• _Exercise prompt_
Copy the data precisely, keeping every character.

• _Source material_
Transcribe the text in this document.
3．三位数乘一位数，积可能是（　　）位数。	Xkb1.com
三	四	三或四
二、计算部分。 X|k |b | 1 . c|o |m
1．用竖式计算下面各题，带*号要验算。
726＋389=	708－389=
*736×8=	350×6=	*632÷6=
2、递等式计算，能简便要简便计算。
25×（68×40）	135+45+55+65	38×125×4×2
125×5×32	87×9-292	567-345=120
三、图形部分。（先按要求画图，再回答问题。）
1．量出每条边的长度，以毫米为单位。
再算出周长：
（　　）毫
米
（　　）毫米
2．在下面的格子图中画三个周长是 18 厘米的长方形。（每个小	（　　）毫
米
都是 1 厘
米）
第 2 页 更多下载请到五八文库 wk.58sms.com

• _Response to this exercise_
Transcribe the text in this document.
3．三位数乘一位数，积可能是（　　）位数。	Xkb1.com
三	四	三或四
二、计算部分。 X|k |b | 1 . c|o |m
1．用竖式计算下面各题，带*号要验算。
726＋389=	708－389=
*736×8=	350×6=	*632÷6=
2、递等式计算，能简便要简便计算。
25×（68×40）	135+45+55+65	38×125×4×2
125×5×32	87×9-292	567-345=120
三、图形部分。（先按要求画图，再回答问题。）
1．量出每条边的长度，以毫米为单位。
再算出周长：
（　　）毫
米
（　　）毫米
2．在下面的格子图中画三个周长是 18 厘米的长方形。（每个小	（　　）毫
米
都是 1 厘
米）
第 2 页 更多下载请到五八文库 wk.58sms.com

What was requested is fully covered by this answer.